▸ Your goal
Copy every line that contains the string "Scaling" from the entries below.
++++ Data lines
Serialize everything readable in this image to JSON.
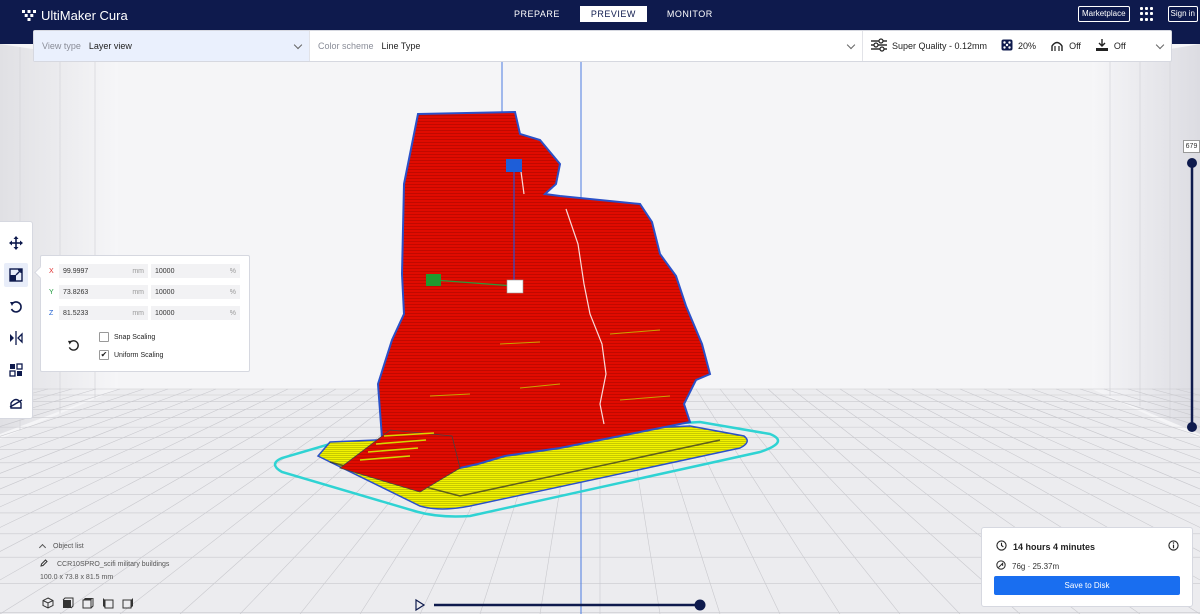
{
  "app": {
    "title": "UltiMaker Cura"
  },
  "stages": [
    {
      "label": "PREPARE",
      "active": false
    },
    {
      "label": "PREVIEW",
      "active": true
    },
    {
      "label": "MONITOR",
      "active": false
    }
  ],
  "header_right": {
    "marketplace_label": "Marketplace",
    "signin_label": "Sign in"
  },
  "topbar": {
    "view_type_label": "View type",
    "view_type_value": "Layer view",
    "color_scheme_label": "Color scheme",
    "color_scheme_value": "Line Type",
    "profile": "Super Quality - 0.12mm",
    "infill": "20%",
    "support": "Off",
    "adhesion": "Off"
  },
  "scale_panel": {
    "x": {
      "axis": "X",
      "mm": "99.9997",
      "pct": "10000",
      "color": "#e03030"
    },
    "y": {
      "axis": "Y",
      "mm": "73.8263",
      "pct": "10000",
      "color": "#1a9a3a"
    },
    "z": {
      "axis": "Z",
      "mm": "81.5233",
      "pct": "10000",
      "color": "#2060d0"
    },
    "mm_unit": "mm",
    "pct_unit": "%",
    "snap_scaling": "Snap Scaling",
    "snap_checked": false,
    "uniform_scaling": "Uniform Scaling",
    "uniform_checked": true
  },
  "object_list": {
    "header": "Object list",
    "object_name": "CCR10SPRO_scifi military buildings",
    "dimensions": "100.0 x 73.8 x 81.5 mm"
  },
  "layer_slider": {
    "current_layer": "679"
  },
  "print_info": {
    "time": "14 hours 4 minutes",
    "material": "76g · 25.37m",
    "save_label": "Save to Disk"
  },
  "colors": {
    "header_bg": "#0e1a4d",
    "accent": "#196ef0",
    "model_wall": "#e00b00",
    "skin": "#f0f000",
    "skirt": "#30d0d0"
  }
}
++++++++
▸ Solution to this problem
    "snap_scaling": "Snap Scaling",
    "uniform_scaling": "Uniform Scaling",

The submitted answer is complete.